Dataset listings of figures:
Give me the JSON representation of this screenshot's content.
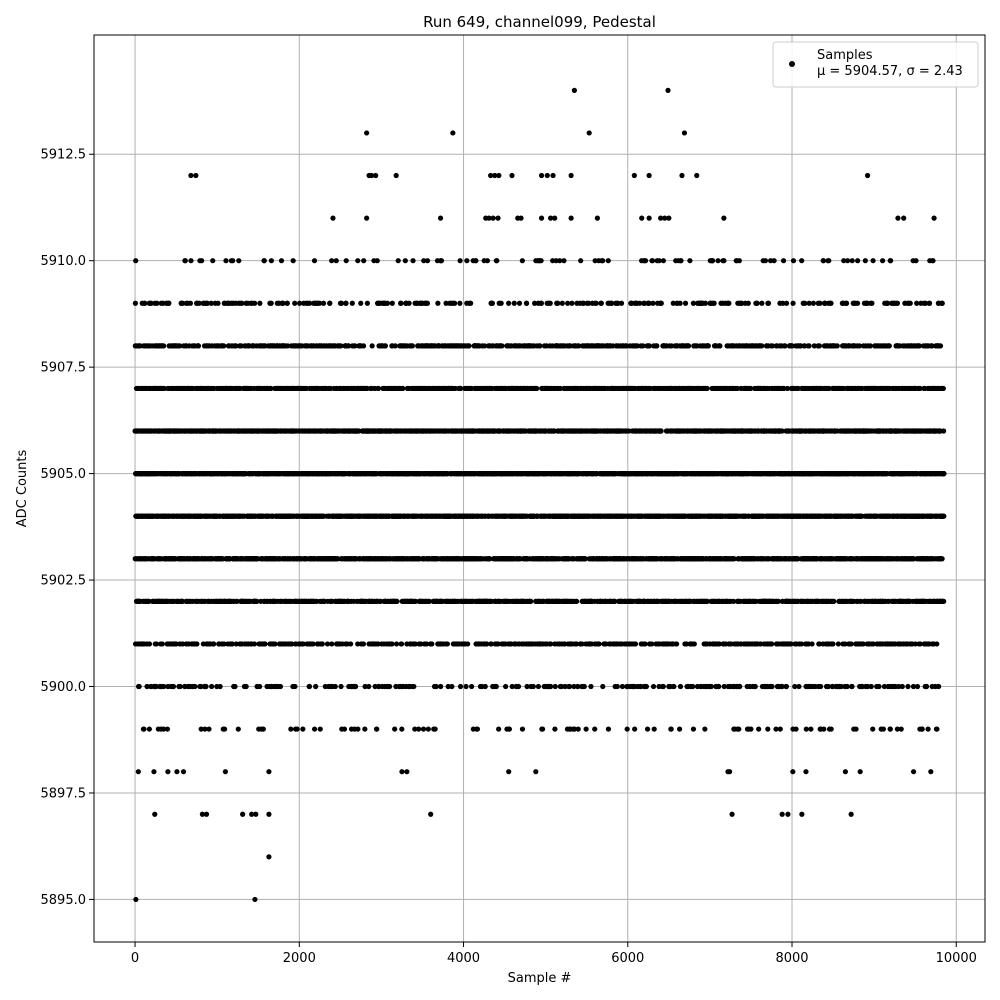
{
  "chart_data": {
    "type": "scatter",
    "title": "Run 649, channel099, Pedestal",
    "xlabel": "Sample #",
    "ylabel": "ADC Counts",
    "xlim": [
      -500,
      10350
    ],
    "ylim": [
      5894.0,
      5915.3
    ],
    "xticks": [
      0,
      2000,
      4000,
      6000,
      8000,
      10000
    ],
    "xtick_labels": [
      "0",
      "2000",
      "4000",
      "6000",
      "8000",
      "10000"
    ],
    "yticks": [
      5895.0,
      5897.5,
      5900.0,
      5902.5,
      5905.0,
      5907.5,
      5910.0,
      5912.5
    ],
    "ytick_labels": [
      "5895.0",
      "5897.5",
      "5900.0",
      "5902.5",
      "5905.0",
      "5907.5",
      "5910.0",
      "5912.5"
    ],
    "grid": true,
    "marker_color": "#000000",
    "legend": {
      "placement": "top-right",
      "label": "Samples",
      "stats": "μ = 5904.57, σ = 2.43"
    },
    "sample_count": 9850,
    "series": [
      {
        "y_levels": [
          5895,
          5896,
          5897,
          5898,
          5899,
          5900,
          5901,
          5902,
          5903,
          5904,
          5905,
          5906,
          5907,
          5908,
          5909,
          5910,
          5911,
          5912,
          5913,
          5914
        ],
        "level_probabilities": [
          0.0003,
          0.0002,
          0.0012,
          0.0025,
          0.01,
          0.025,
          0.055,
          0.095,
          0.13,
          0.16,
          0.17,
          0.15,
          0.1,
          0.06,
          0.025,
          0.012,
          0.004,
          0.0018,
          0.0005,
          0.0003
        ],
        "x_range": [
          0,
          9850
        ]
      }
    ],
    "sparse_points": [
      {
        "x": 10,
        "y": 5895
      },
      {
        "x": 1460,
        "y": 5895
      },
      {
        "x": 1630,
        "y": 5896
      },
      {
        "x": 240,
        "y": 5897
      },
      {
        "x": 820,
        "y": 5897
      },
      {
        "x": 870,
        "y": 5897
      },
      {
        "x": 1310,
        "y": 5897
      },
      {
        "x": 1420,
        "y": 5897
      },
      {
        "x": 1470,
        "y": 5897
      },
      {
        "x": 1630,
        "y": 5897
      },
      {
        "x": 3600,
        "y": 5897
      },
      {
        "x": 7270,
        "y": 5897
      },
      {
        "x": 7880,
        "y": 5897
      },
      {
        "x": 7950,
        "y": 5897
      },
      {
        "x": 8120,
        "y": 5897
      },
      {
        "x": 8720,
        "y": 5897
      },
      {
        "x": 40,
        "y": 5898
      },
      {
        "x": 230,
        "y": 5898
      },
      {
        "x": 400,
        "y": 5898
      },
      {
        "x": 510,
        "y": 5898
      },
      {
        "x": 590,
        "y": 5898
      },
      {
        "x": 1100,
        "y": 5898
      },
      {
        "x": 1630,
        "y": 5898
      },
      {
        "x": 3250,
        "y": 5898
      },
      {
        "x": 3310,
        "y": 5898
      },
      {
        "x": 4550,
        "y": 5898
      },
      {
        "x": 4880,
        "y": 5898
      },
      {
        "x": 7220,
        "y": 5898
      },
      {
        "x": 7240,
        "y": 5898
      },
      {
        "x": 8010,
        "y": 5898
      },
      {
        "x": 8170,
        "y": 5898
      },
      {
        "x": 8650,
        "y": 5898
      },
      {
        "x": 8830,
        "y": 5898
      },
      {
        "x": 9480,
        "y": 5898
      },
      {
        "x": 9690,
        "y": 5898
      },
      {
        "x": 2820,
        "y": 5913
      },
      {
        "x": 3870,
        "y": 5913
      },
      {
        "x": 5530,
        "y": 5913
      },
      {
        "x": 6690,
        "y": 5913
      },
      {
        "x": 5350,
        "y": 5914
      },
      {
        "x": 6490,
        "y": 5914
      },
      {
        "x": 680,
        "y": 5912
      },
      {
        "x": 740,
        "y": 5912
      },
      {
        "x": 2850,
        "y": 5912
      },
      {
        "x": 2880,
        "y": 5912
      },
      {
        "x": 2930,
        "y": 5912
      },
      {
        "x": 3180,
        "y": 5912
      },
      {
        "x": 4330,
        "y": 5912
      },
      {
        "x": 4380,
        "y": 5912
      },
      {
        "x": 4430,
        "y": 5912
      },
      {
        "x": 4590,
        "y": 5912
      },
      {
        "x": 4950,
        "y": 5912
      },
      {
        "x": 5020,
        "y": 5912
      },
      {
        "x": 5090,
        "y": 5912
      },
      {
        "x": 5310,
        "y": 5912
      },
      {
        "x": 6080,
        "y": 5912
      },
      {
        "x": 6260,
        "y": 5912
      },
      {
        "x": 6660,
        "y": 5912
      },
      {
        "x": 6840,
        "y": 5912
      },
      {
        "x": 8920,
        "y": 5912
      },
      {
        "x": 2410,
        "y": 5911
      },
      {
        "x": 2820,
        "y": 5911
      },
      {
        "x": 3720,
        "y": 5911
      },
      {
        "x": 4270,
        "y": 5911
      },
      {
        "x": 4310,
        "y": 5911
      },
      {
        "x": 4360,
        "y": 5911
      },
      {
        "x": 4420,
        "y": 5911
      },
      {
        "x": 4660,
        "y": 5911
      },
      {
        "x": 4700,
        "y": 5911
      },
      {
        "x": 4950,
        "y": 5911
      },
      {
        "x": 5060,
        "y": 5911
      },
      {
        "x": 5110,
        "y": 5911
      },
      {
        "x": 5310,
        "y": 5911
      },
      {
        "x": 5630,
        "y": 5911
      },
      {
        "x": 6170,
        "y": 5911
      },
      {
        "x": 6260,
        "y": 5911
      },
      {
        "x": 6400,
        "y": 5911
      },
      {
        "x": 6450,
        "y": 5911
      },
      {
        "x": 6500,
        "y": 5911
      },
      {
        "x": 7170,
        "y": 5911
      },
      {
        "x": 9290,
        "y": 5911
      },
      {
        "x": 9360,
        "y": 5911
      },
      {
        "x": 9730,
        "y": 5911
      }
    ]
  }
}
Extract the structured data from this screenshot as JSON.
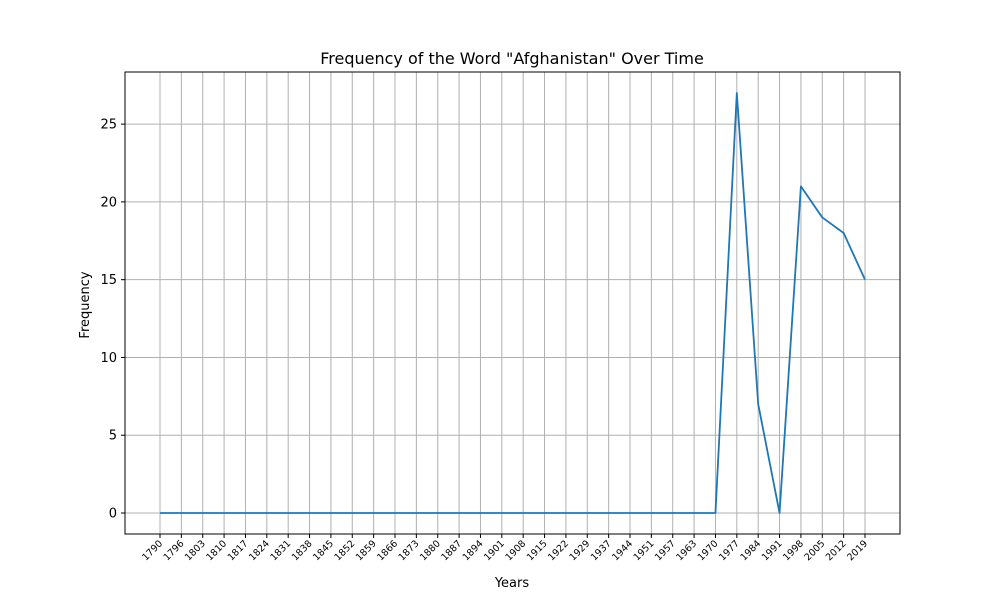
{
  "chart_data": {
    "type": "line",
    "title": "Frequency of the Word \"Afghanistan\" Over Time",
    "xlabel": "Years",
    "ylabel": "Frequency",
    "grid": true,
    "ylim": [
      -1.35,
      28.35
    ],
    "yticks": [
      0,
      5,
      10,
      15,
      20,
      25
    ],
    "categories": [
      "1790",
      "1796",
      "1803",
      "1810",
      "1817",
      "1824",
      "1831",
      "1838",
      "1845",
      "1852",
      "1859",
      "1866",
      "1873",
      "1880",
      "1887",
      "1894",
      "1901",
      "1908",
      "1915",
      "1922",
      "1929",
      "1937",
      "1944",
      "1951",
      "1957",
      "1963",
      "1970",
      "1977",
      "1984",
      "1991",
      "1998",
      "2005",
      "2012",
      "2019"
    ],
    "series": [
      {
        "color": "#1f77b4",
        "values": [
          0,
          0,
          0,
          0,
          0,
          0,
          0,
          0,
          0,
          0,
          0,
          0,
          0,
          0,
          0,
          0,
          0,
          0,
          0,
          0,
          0,
          0,
          0,
          0,
          0,
          0,
          0,
          27,
          7,
          0,
          21,
          19,
          18,
          15
        ]
      }
    ]
  }
}
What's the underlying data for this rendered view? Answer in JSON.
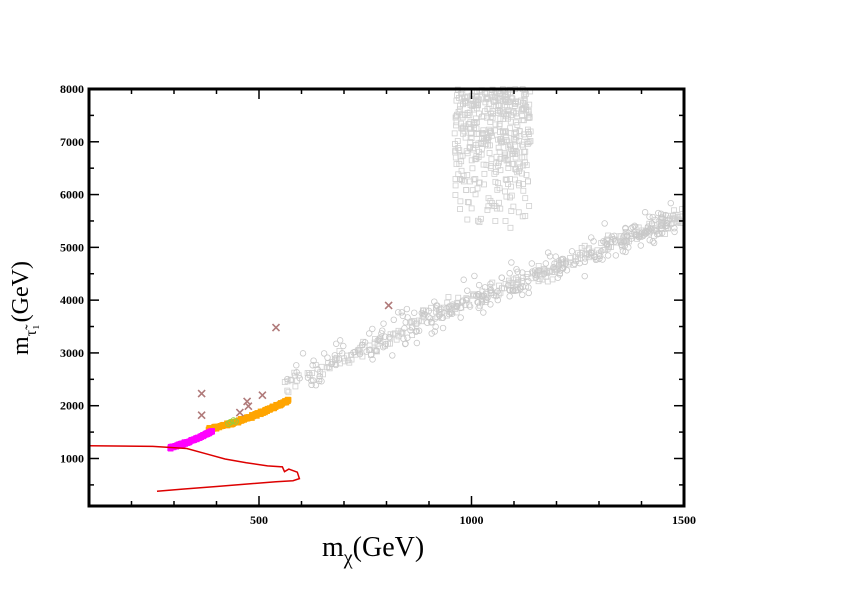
{
  "chart_data": {
    "type": "scatter",
    "title": "",
    "xlabel": {
      "main": "m",
      "sub": "χ",
      "unit": "(GeV)"
    },
    "ylabel": {
      "main": "m",
      "sub": "τ̃₁",
      "unit": "(GeV)"
    },
    "xlim": [
      100,
      1500
    ],
    "ylim": [
      100,
      8000
    ],
    "x_ticks": [
      500,
      1000,
      1500
    ],
    "x_tick_labels": [
      "500",
      "1000",
      "1500"
    ],
    "y_ticks": [
      1000,
      2000,
      3000,
      4000,
      5000,
      6000,
      7000,
      8000
    ],
    "y_tick_labels": [
      "1000",
      "2000",
      "3000",
      "4000",
      "5000",
      "6000",
      "7000",
      "8000"
    ],
    "grid": false,
    "legend": "none",
    "series": [
      {
        "marker": "square-open",
        "color": "#d0d0d0",
        "clusters": [
          {
            "x": [
              960,
              1140
            ],
            "y": [
              5300,
              8000
            ],
            "count": 420
          },
          {
            "x": [
              560,
              1500
            ],
            "y": [
              1800,
              5800
            ],
            "count": 320,
            "trend": [
              [
                560,
                2400
              ],
              [
                700,
                2900
              ],
              [
                800,
                3200
              ],
              [
                900,
                3700
              ],
              [
                1000,
                4000
              ],
              [
                1100,
                4300
              ],
              [
                1200,
                4600
              ],
              [
                1300,
                5000
              ],
              [
                1400,
                5300
              ],
              [
                1500,
                5600
              ]
            ]
          }
        ]
      },
      {
        "marker": "circle-open",
        "color": "#c8c8c8",
        "clusters": [
          {
            "x": [
              560,
              1480
            ],
            "y": [
              2000,
              6500
            ],
            "count": 260,
            "trend": [
              [
                560,
                2400
              ],
              [
                700,
                2900
              ],
              [
                800,
                3200
              ],
              [
                900,
                3700
              ],
              [
                1000,
                4000
              ],
              [
                1100,
                4300
              ],
              [
                1200,
                4600
              ],
              [
                1300,
                5000
              ],
              [
                1400,
                5300
              ],
              [
                1500,
                5600
              ]
            ]
          }
        ]
      },
      {
        "marker": "square-filled",
        "color": "#ffa500",
        "clusters": [
          {
            "x": [
              380,
              570
            ],
            "y": [
              1450,
              2150
            ],
            "count": 220,
            "trend": [
              [
                380,
                1550
              ],
              [
                450,
                1700
              ],
              [
                500,
                1850
              ],
              [
                570,
                2100
              ]
            ]
          }
        ]
      },
      {
        "marker": "square-filled",
        "color": "#ff00ff",
        "clusters": [
          {
            "x": [
              290,
              390
            ],
            "y": [
              1150,
              1550
            ],
            "count": 230,
            "trend": [
              [
                290,
                1200
              ],
              [
                330,
                1300
              ],
              [
                360,
                1400
              ],
              [
                390,
                1520
              ]
            ]
          }
        ]
      },
      {
        "marker": "circle-open",
        "color": "#8fcf3f",
        "points": [
          [
            433,
            1690
          ],
          [
            440,
            1720
          ],
          [
            428,
            1660
          ],
          [
            445,
            1700
          ]
        ]
      },
      {
        "marker": "x",
        "color": "#b07a7a",
        "points": [
          [
            365,
            2230
          ],
          [
            365,
            1820
          ],
          [
            472,
            2080
          ],
          [
            508,
            2200
          ],
          [
            540,
            3480
          ],
          [
            805,
            3900
          ],
          [
            455,
            1870
          ],
          [
            475,
            1990
          ]
        ]
      }
    ],
    "curve": {
      "color": "#dd0000",
      "points": [
        [
          100,
          1240
        ],
        [
          250,
          1230
        ],
        [
          330,
          1190
        ],
        [
          380,
          1080
        ],
        [
          420,
          990
        ],
        [
          470,
          920
        ],
        [
          520,
          860
        ],
        [
          555,
          840
        ],
        [
          560,
          750
        ],
        [
          570,
          800
        ],
        [
          590,
          740
        ],
        [
          595,
          620
        ],
        [
          580,
          580
        ],
        [
          540,
          560
        ],
        [
          480,
          520
        ],
        [
          400,
          470
        ],
        [
          320,
          420
        ],
        [
          260,
          380
        ]
      ]
    }
  }
}
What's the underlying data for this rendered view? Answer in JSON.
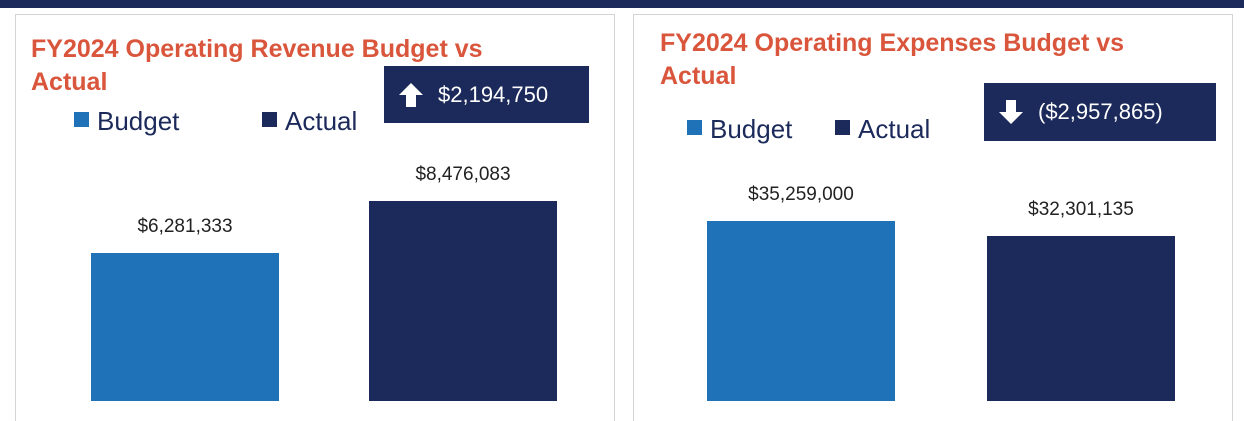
{
  "chart_data": [
    {
      "type": "bar",
      "title": "FY2024 Operating Revenue Budget vs Actual",
      "annotation": "$2,194,750",
      "series": [
        {
          "name": "Budget",
          "color": "#1f72b8",
          "values": [
            6281333
          ],
          "value_labels": [
            "$6,281,333"
          ]
        },
        {
          "name": "Actual",
          "color": "#1b2a5a",
          "values": [
            8476083
          ],
          "value_labels": [
            "$8,476,083"
          ]
        }
      ]
    },
    {
      "type": "bar",
      "title": "FY2024 Operating Expenses Budget vs Actual",
      "annotation": "($2,957,865)",
      "series": [
        {
          "name": "Budget",
          "color": "#1f72b8",
          "values": [
            35259000
          ],
          "value_labels": [
            "$35,259,000"
          ]
        },
        {
          "name": "Actual",
          "color": "#1b2a5a",
          "values": [
            32301135
          ],
          "value_labels": [
            "$32,301,135"
          ]
        }
      ]
    }
  ]
}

• GOAL:
Pull every line holding "annotation" out of the records.

• WRITTEN SOLUTION:
      "annotation": "$2,194,750",
      "annotation": "($2,957,865)",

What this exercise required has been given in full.